--- Information supplied ---

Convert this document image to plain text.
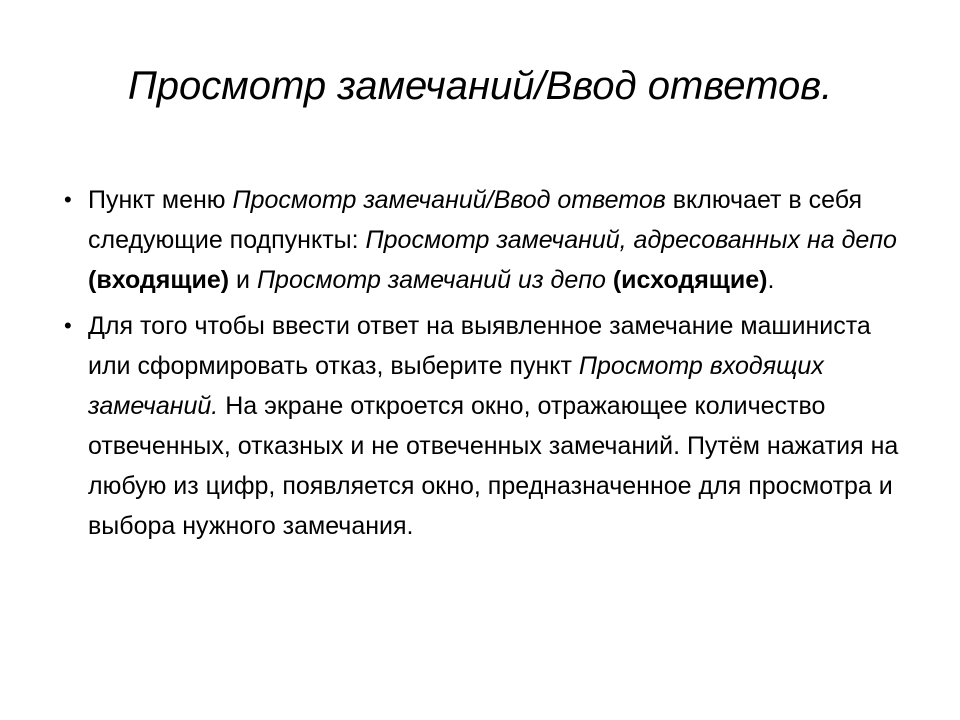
Просмотр замечаний/Ввод ответов.
• Пункт меню Просмотр замечаний/Ввод ответов включает в себя следующие подпункты: Просмотр замечаний, адресованных на депо (входящие) и Просмотр замечаний из депо (исходящие).
• Для того чтобы ввести ответ на выявленное замечание машиниста или сформировать отказ, выберите пункт Просмотр входящих замечаний. На экране откроется окно, отражающее количество отвеченных, отказных и не отвеченных замечаний. Путём нажатия на любую из цифр, появляется окно, предназначенное для просмотра и выбора нужного замечания.
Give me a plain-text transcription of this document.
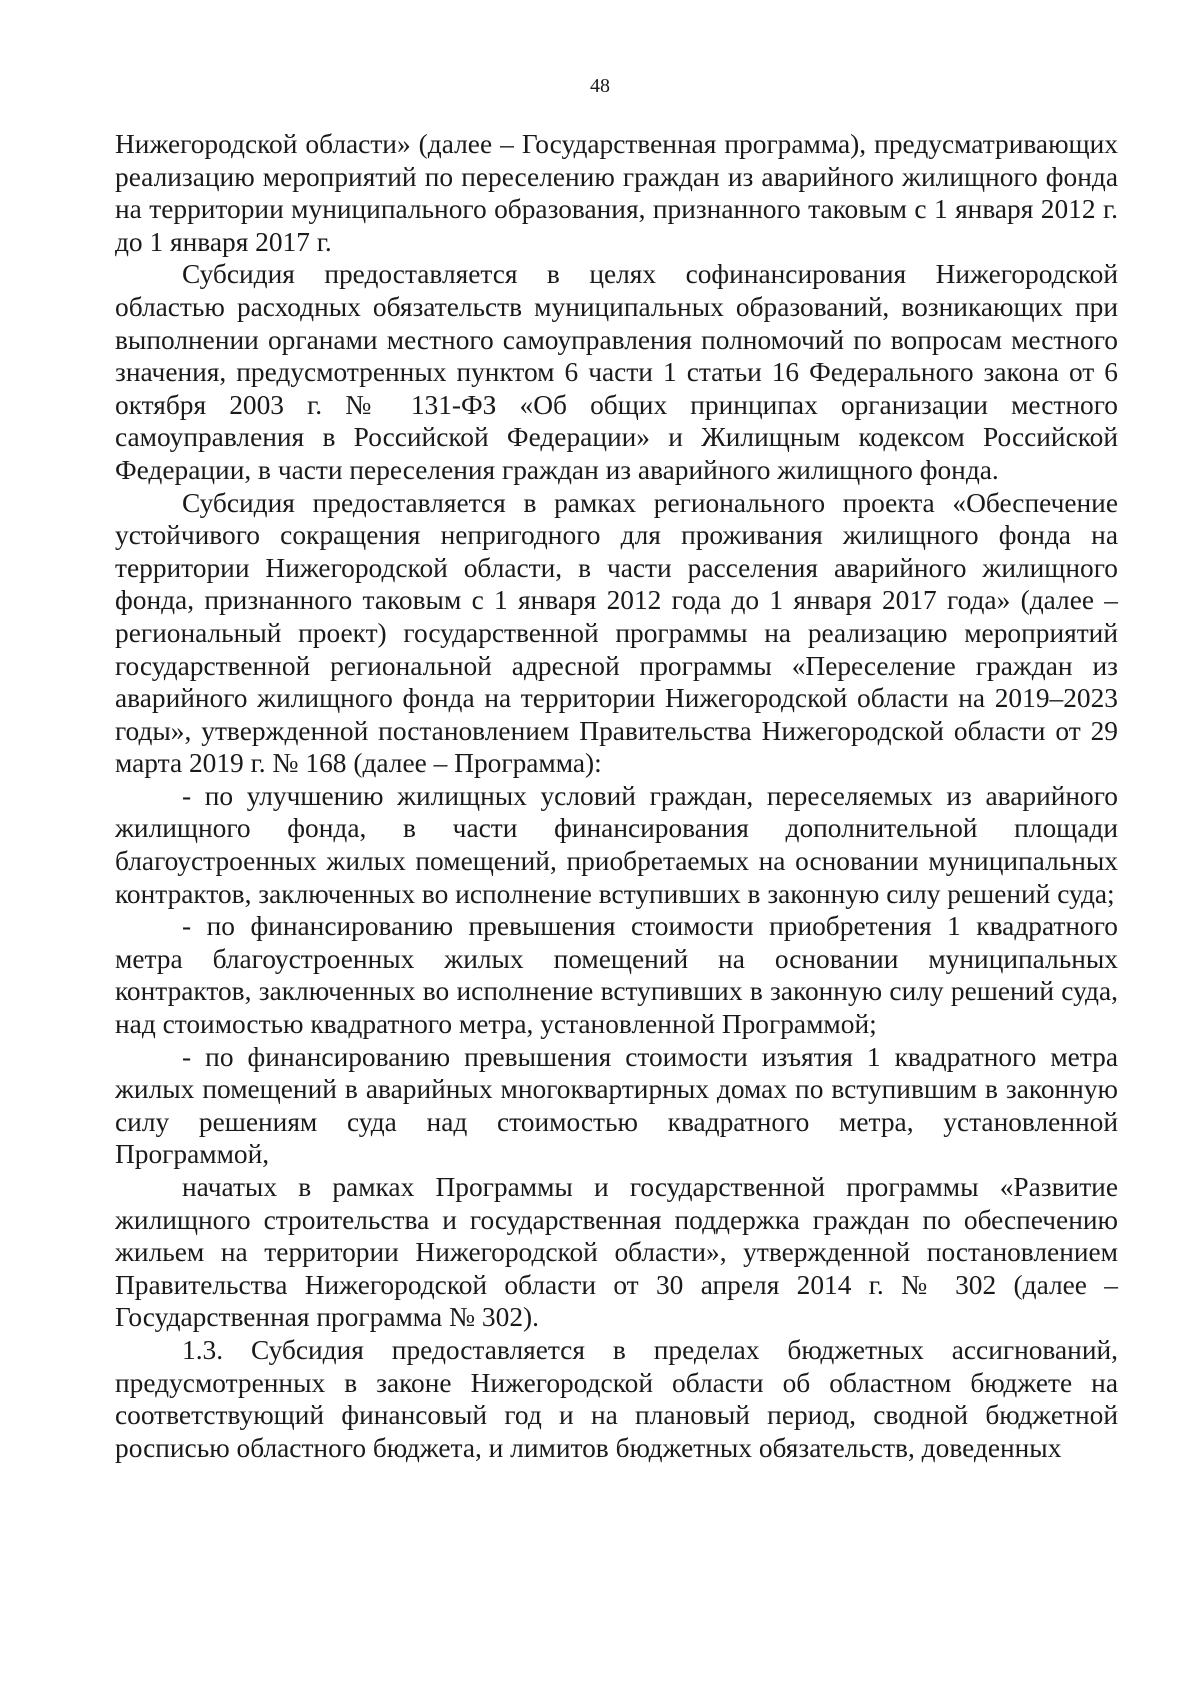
48

Нижегородской области» (далее – Государственная программа), предусматривающих реализацию мероприятий по переселению граждан из аварийного жилищного фонда на территории муниципального образования, признанного таковым с 1 января 2012 г. до 1 января 2017 г.

Субсидия предоставляется в целях софинансирования Нижегородской областью расходных обязательств муниципальных образований, возникающих при выполнении органами местного самоуправления полномочий по вопросам местного значения, предусмотренных пунктом 6 части 1 статьи 16 Федерального закона от 6 октября 2003 г. № 131-ФЗ «Об общих принципах организации местного самоуправления в Российской Федерации» и Жилищным кодексом Российской Федерации, в части переселения граждан из аварийного жилищного фонда.

Субсидия предоставляется в рамках регионального проекта «Обеспечение устойчивого сокращения непригодного для проживания жилищного фонда на территории Нижегородской области, в части расселения аварийного жилищного фонда, признанного таковым с 1 января 2012 года до 1 января 2017 года» (далее – региональный проект) государственной программы на реализацию мероприятий государственной региональной адресной программы «Переселение граждан из аварийного жилищного фонда на территории Нижегородской области на 2019–2023 годы», утвержденной постановлением Правительства Нижегородской области от 29 марта 2019 г. № 168 (далее – Программа):

- по улучшению жилищных условий граждан, переселяемых из аварийного жилищного фонда, в части финансирования дополнительной площади благоустроенных жилых помещений, приобретаемых на основании муниципальных контрактов, заключенных во исполнение вступивших в законную силу решений суда;

- по финансированию превышения стоимости приобретения 1 квадратного метра благоустроенных жилых помещений на основании муниципальных контрактов, заключенных во исполнение вступивших в законную силу решений суда, над стоимостью квадратного метра, установленной Программой;

- по финансированию превышения стоимости изъятия 1 квадратного метра жилых помещений в аварийных многоквартирных домах по вступившим в законную силу решениям суда над стоимостью квадратного метра, установленной Программой,

начатых в рамках Программы и государственной программы «Развитие жилищного строительства и государственная поддержка граждан по обеспечению жильем на территории Нижегородской области», утвержденной постановлением Правительства Нижегородской области от 30 апреля 2014 г. № 302 (далее – Государственная программа № 302).

1.3. Субсидия предоставляется в пределах бюджетных ассигнований, предусмотренных в законе Нижегородской области об областном бюджете на соответствующий финансовый год и на плановый период, сводной бюджетной росписью областного бюджета, и лимитов бюджетных обязательств, доведенных
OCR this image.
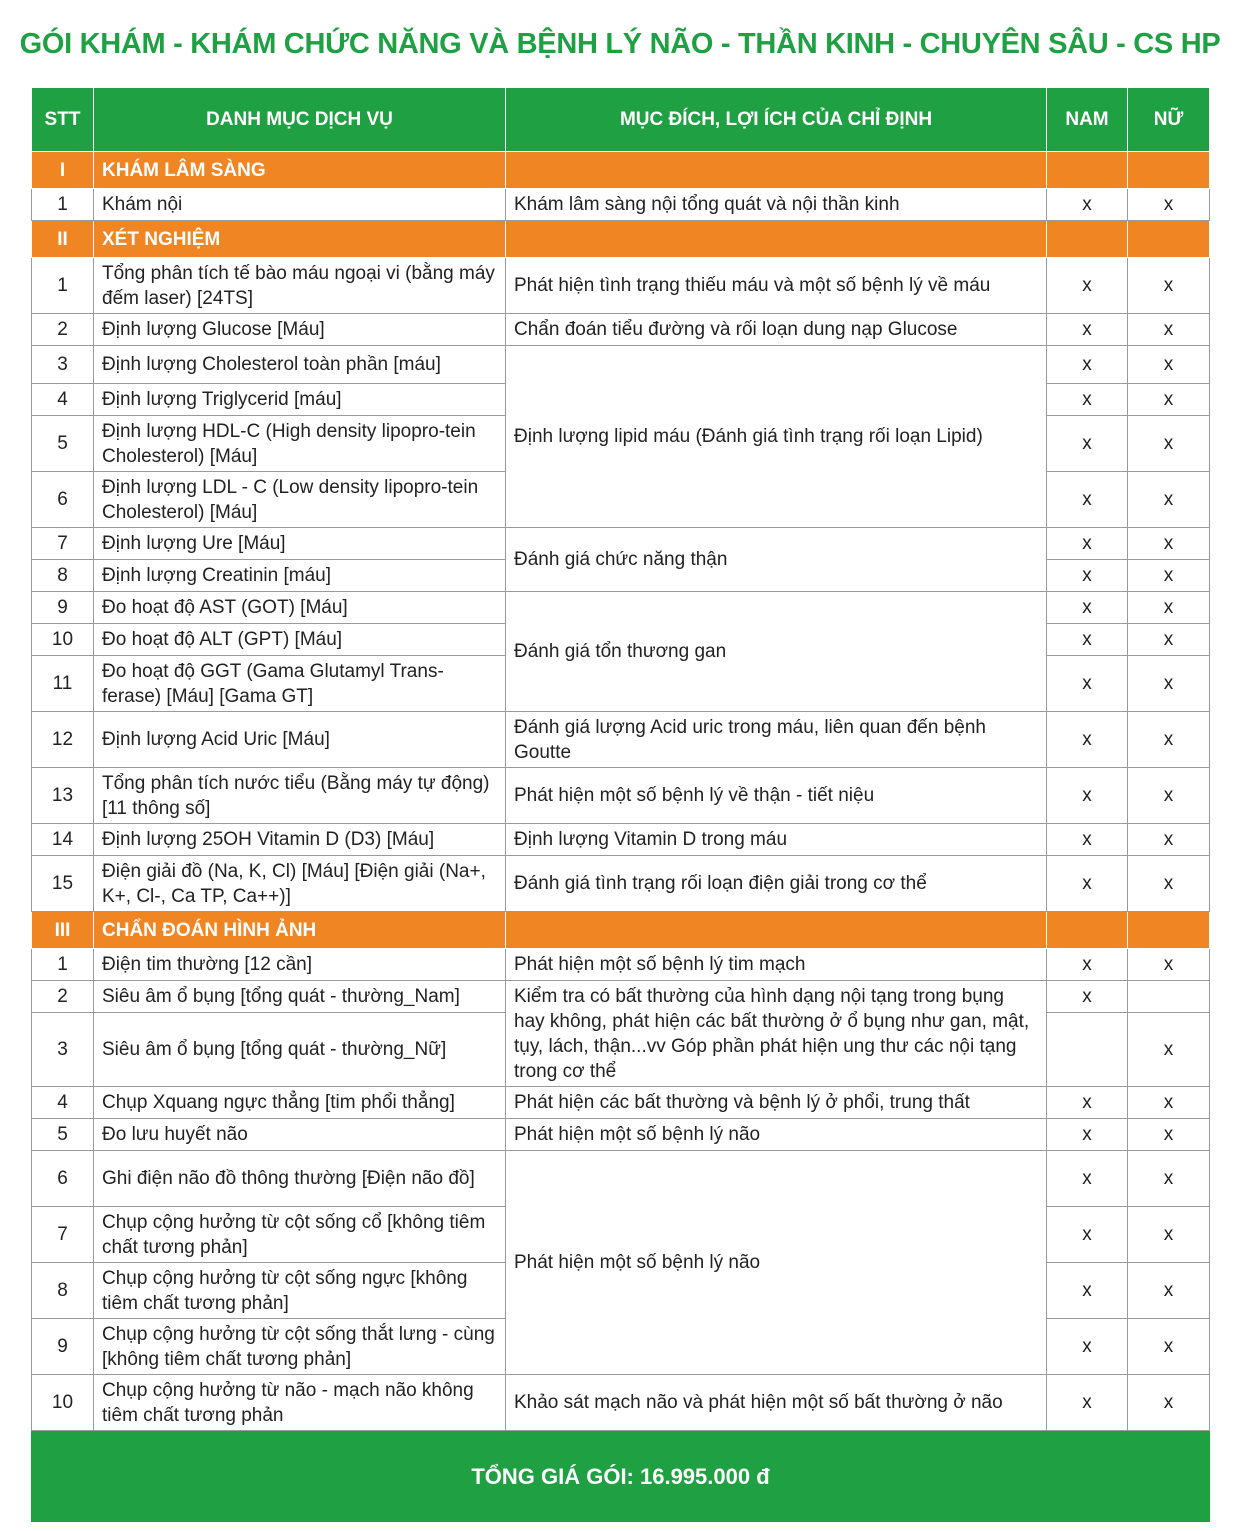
GÓI KHÁM - KHÁM CHỨC NĂNG VÀ BỆNH LÝ NÃO - THẦN KINH - CHUYÊN SÂU - CS HP
STT	DANH MỤC DỊCH VỤ	MỤC ĐÍCH, LỢI ÍCH CỦA CHỈ ĐỊNH	NAM	NỮ
I	KHÁM LÂM SÀNG			
1	Khám nội	Khám lâm sàng nội tổng quát và nội thần kinh	x	x
II	XÉT NGHIỆM			
1	Tổng phân tích tế bào máu ngoại vi (bằng máy đếm laser) [24TS]	Phát hiện tình trạng thiếu máu và một số bệnh lý về máu	x	x
2	Định lượng Glucose [Máu]	Chẩn đoán tiểu đường và rối loạn dung nạp Glucose	x	x
3	Định lượng Cholesterol toàn phần [máu]	Định lượng lipid máu (Đánh giá tình trạng rối loạn Lipid)	x	x
4	Định lượng Triglycerid [máu]		x	x
5	Định lượng HDL-C (High density lipopro-tein Cholesterol) [Máu]		x	x
6	Định lượng LDL - C (Low density lipopro-tein Cholesterol) [Máu]		x	x
7	Định lượng Ure [Máu]	Đánh giá chức năng thận	x	x
8	Định lượng Creatinin [máu]		x	x
9	Đo hoạt độ AST (GOT) [Máu]	Đánh giá tổn thương gan	x	x
10	Đo hoạt độ ALT (GPT) [Máu]		x	x
11	Đo hoạt độ GGT (Gama Glutamyl Trans-ferase) [Máu] [Gama GT]		x	x
12	Định lượng Acid Uric [Máu]	Đánh giá lượng Acid uric trong máu, liên quan đến bệnh Goutte	x	x
13	Tổng phân tích nước tiểu (Bằng máy tự động) [11 thông số]	Phát hiện một số bệnh lý về thận - tiết niệu	x	x
14	Định lượng 25OH Vitamin D (D3) [Máu]	Định lượng Vitamin D trong máu	x	x
15	Điện giải đồ (Na, K, Cl) [Máu] [Điện giải (Na+, K+, Cl-, Ca TP, Ca++)]	Đánh giá tình trạng rối loạn điện giải trong cơ thể	x	x
III	CHẨN ĐOÁN HÌNH ẢNH			
1	Điện tim thường [12 cần]	Phát hiện một số bệnh lý tim mạch	x	x
2	Siêu âm ổ bụng [tổng quát - thường_Nam]	Kiểm tra có bất thường của hình dạng nội tạng trong bụng hay không, phát hiện các bất thường ở ổ bụng như gan, mật, tụy, lách, thận...vv Góp phần phát hiện ung thư các nội tạng trong cơ thể	x	
3	Siêu âm ổ bụng [tổng quát - thường_Nữ]			x
4	Chụp Xquang ngực thẳng [tim phổi thẳng]	Phát hiện các bất thường và bệnh lý ở phổi, trung thất	x	x
5	Đo lưu huyết não	Phát hiện một số bệnh lý não	x	x
6	Ghi điện não đồ thông thường [Điện não đồ]	Phát hiện một số bệnh lý não	x	x
7	Chụp cộng hưởng từ cột sống cổ [không tiêm chất tương phản]		x	x
8	Chụp cộng hưởng từ cột sống ngực [không tiêm chất tương phản]		x	x
9	Chụp cộng hưởng từ cột sống thắt lưng - cùng [không tiêm chất tương phản]		x	x
10	Chụp cộng hưởng từ não - mạch não không tiêm chất tương phản	Khảo sát mạch não và phát hiện một số bất thường ở não	x	x
TỔNG GIÁ GÓI: 16.995.000 đ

---

◆ Written task ◆
Identify every line holding the word "phân" and copy it out.

◆ Task answer ◆
1	Tổng phân tích tế bào máu ngoại vi (bằng máy đếm laser) [24TS]	Phát hiện tình trạng thiếu máu và một số bệnh lý về máu	x	x
13	Tổng phân tích nước tiểu (Bằng máy tự động) [11 thông số]	Phát hiện một số bệnh lý về thận - tiết niệu	x	x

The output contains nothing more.